--- BEGIN Data for processing ---
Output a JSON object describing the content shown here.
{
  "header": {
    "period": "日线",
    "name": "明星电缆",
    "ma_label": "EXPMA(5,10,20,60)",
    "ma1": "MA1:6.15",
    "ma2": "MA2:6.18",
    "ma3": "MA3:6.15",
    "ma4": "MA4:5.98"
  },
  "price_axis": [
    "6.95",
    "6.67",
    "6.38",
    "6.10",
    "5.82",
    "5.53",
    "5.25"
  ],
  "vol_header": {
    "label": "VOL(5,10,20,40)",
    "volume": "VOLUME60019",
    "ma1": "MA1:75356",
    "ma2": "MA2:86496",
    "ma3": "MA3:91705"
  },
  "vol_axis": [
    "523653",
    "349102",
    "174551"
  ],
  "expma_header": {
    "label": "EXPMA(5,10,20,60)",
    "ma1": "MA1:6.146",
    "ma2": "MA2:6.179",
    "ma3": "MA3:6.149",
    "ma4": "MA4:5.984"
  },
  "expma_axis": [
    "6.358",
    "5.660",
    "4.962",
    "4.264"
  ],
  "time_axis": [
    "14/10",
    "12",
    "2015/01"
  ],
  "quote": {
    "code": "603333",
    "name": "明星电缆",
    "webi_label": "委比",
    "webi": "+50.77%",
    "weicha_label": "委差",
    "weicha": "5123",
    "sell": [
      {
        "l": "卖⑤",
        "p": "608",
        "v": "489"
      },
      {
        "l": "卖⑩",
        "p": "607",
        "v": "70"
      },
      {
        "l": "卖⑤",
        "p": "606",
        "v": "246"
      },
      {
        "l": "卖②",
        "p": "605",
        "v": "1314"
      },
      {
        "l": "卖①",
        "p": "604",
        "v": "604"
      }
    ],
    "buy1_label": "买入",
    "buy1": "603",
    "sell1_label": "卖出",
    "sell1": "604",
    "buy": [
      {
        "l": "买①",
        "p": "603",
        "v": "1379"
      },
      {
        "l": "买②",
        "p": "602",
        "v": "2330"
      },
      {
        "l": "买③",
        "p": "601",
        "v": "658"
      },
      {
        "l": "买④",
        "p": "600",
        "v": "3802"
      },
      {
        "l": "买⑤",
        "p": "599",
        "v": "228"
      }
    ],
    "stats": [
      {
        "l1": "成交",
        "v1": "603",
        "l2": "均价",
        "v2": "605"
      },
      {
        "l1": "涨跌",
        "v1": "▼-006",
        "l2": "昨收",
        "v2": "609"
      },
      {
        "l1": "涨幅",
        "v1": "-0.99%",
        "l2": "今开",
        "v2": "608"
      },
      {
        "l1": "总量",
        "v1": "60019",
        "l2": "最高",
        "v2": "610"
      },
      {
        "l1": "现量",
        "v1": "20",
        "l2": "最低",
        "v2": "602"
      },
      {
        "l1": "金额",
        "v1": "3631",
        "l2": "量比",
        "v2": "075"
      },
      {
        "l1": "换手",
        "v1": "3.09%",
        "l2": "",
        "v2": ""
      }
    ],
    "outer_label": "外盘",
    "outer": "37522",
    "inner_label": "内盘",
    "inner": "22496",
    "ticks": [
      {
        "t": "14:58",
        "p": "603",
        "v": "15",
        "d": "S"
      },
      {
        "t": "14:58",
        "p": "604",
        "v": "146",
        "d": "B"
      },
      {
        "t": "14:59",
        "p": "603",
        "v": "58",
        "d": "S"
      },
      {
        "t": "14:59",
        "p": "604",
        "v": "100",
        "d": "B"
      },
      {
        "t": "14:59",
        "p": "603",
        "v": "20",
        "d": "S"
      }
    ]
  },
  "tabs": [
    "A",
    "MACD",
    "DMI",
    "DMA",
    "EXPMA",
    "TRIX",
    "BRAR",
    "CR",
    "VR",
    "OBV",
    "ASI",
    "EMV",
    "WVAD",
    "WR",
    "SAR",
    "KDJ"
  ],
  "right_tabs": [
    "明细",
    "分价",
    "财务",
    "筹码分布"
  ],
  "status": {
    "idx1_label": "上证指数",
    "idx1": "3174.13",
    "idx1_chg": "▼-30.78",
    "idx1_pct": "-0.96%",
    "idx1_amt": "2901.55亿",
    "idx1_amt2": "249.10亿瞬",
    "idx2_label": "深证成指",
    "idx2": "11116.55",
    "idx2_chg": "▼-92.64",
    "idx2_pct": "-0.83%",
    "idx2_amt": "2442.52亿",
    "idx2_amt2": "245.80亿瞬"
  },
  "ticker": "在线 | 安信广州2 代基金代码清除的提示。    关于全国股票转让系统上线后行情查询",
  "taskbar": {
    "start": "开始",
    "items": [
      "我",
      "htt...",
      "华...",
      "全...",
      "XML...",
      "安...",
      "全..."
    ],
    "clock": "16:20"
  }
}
--- END Data for processing ---
→ Exercise requirements
Write out all the entries exactly.

→ Result of the task
Output a JSON object describing the content shown here.
{
  "header": {
    "period": "日线",
    "name": "明星电缆",
    "ma_label": "EXPMA(5,10,20,60)",
    "ma1": "MA1:6.15",
    "ma2": "MA2:6.18",
    "ma3": "MA3:6.15",
    "ma4": "MA4:5.98"
  },
  "price_axis": [
    "6.95",
    "6.67",
    "6.38",
    "6.10",
    "5.82",
    "5.53",
    "5.25"
  ],
  "vol_header": {
    "label": "VOL(5,10,20,40)",
    "volume": "VOLUME60019",
    "ma1": "MA1:75356",
    "ma2": "MA2:86496",
    "ma3": "MA3:91705"
  },
  "vol_axis": [
    "523653",
    "349102",
    "174551"
  ],
  "expma_header": {
    "label": "EXPMA(5,10,20,60)",
    "ma1": "MA1:6.146",
    "ma2": "MA2:6.179",
    "ma3": "MA3:6.149",
    "ma4": "MA4:5.984"
  },
  "expma_axis": [
    "6.358",
    "5.660",
    "4.962",
    "4.264"
  ],
  "time_axis": [
    "14/10",
    "12",
    "2015/01"
  ],
  "quote": {
    "code": "603333",
    "name": "明星电缆",
    "webi_label": "委比",
    "webi": "+50.77%",
    "weicha_label": "委差",
    "weicha": "5123",
    "sell": [
      {
        "l": "卖⑤",
        "p": "608",
        "v": "489"
      },
      {
        "l": "卖⑩",
        "p": "607",
        "v": "70"
      },
      {
        "l": "卖⑤",
        "p": "606",
        "v": "246"
      },
      {
        "l": "卖②",
        "p": "605",
        "v": "1314"
      },
      {
        "l": "卖①",
        "p": "604",
        "v": "604"
      }
    ],
    "buy1_label": "买入",
    "buy1": "603",
    "sell1_label": "卖出",
    "sell1": "604",
    "buy": [
      {
        "l": "买①",
        "p": "603",
        "v": "1379"
      },
      {
        "l": "买②",
        "p": "602",
        "v": "2330"
      },
      {
        "l": "买③",
        "p": "601",
        "v": "658"
      },
      {
        "l": "买④",
        "p": "600",
        "v": "3802"
      },
      {
        "l": "买⑤",
        "p": "599",
        "v": "228"
      }
    ],
    "stats": [
      {
        "l1": "成交",
        "v1": "603",
        "l2": "均价",
        "v2": "605"
      },
      {
        "l1": "涨跌",
        "v1": "▼-006",
        "l2": "昨收",
        "v2": "609"
      },
      {
        "l1": "涨幅",
        "v1": "-0.99%",
        "l2": "今开",
        "v2": "608"
      },
      {
        "l1": "总量",
        "v1": "60019",
        "l2": "最高",
        "v2": "610"
      },
      {
        "l1": "现量",
        "v1": "20",
        "l2": "最低",
        "v2": "602"
      },
      {
        "l1": "金额",
        "v1": "3631",
        "l2": "量比",
        "v2": "075"
      },
      {
        "l1": "换手",
        "v1": "3.09%",
        "l2": "",
        "v2": ""
      }
    ],
    "outer_label": "外盘",
    "outer": "37522",
    "inner_label": "内盘",
    "inner": "22496",
    "ticks": [
      {
        "t": "14:58",
        "p": "603",
        "v": "15",
        "d": "S"
      },
      {
        "t": "14:58",
        "p": "604",
        "v": "146",
        "d": "B"
      },
      {
        "t": "14:59",
        "p": "603",
        "v": "58",
        "d": "S"
      },
      {
        "t": "14:59",
        "p": "604",
        "v": "100",
        "d": "B"
      },
      {
        "t": "14:59",
        "p": "603",
        "v": "20",
        "d": "S"
      }
    ]
  },
  "tabs": [
    "A",
    "MACD",
    "DMI",
    "DMA",
    "EXPMA",
    "TRIX",
    "BRAR",
    "CR",
    "VR",
    "OBV",
    "ASI",
    "EMV",
    "WVAD",
    "WR",
    "SAR",
    "KDJ"
  ],
  "right_tabs": [
    "明细",
    "分价",
    "财务",
    "筹码分布"
  ],
  "status": {
    "idx1_label": "上证指数",
    "idx1": "3174.13",
    "idx1_chg": "▼-30.78",
    "idx1_pct": "-0.96%",
    "idx1_amt": "2901.55亿",
    "idx1_amt2": "249.10亿瞬",
    "idx2_label": "深证成指",
    "idx2": "11116.55",
    "idx2_chg": "▼-92.64",
    "idx2_pct": "-0.83%",
    "idx2_amt": "2442.52亿",
    "idx2_amt2": "245.80亿瞬"
  },
  "ticker": "在线 | 安信广州2 代基金代码清除的提示。    关于全国股票转让系统上线后行情查询",
  "taskbar": {
    "start": "开始",
    "items": [
      "我",
      "htt...",
      "华...",
      "全...",
      "XML...",
      "安...",
      "全..."
    ],
    "clock": "16:20"
  }
}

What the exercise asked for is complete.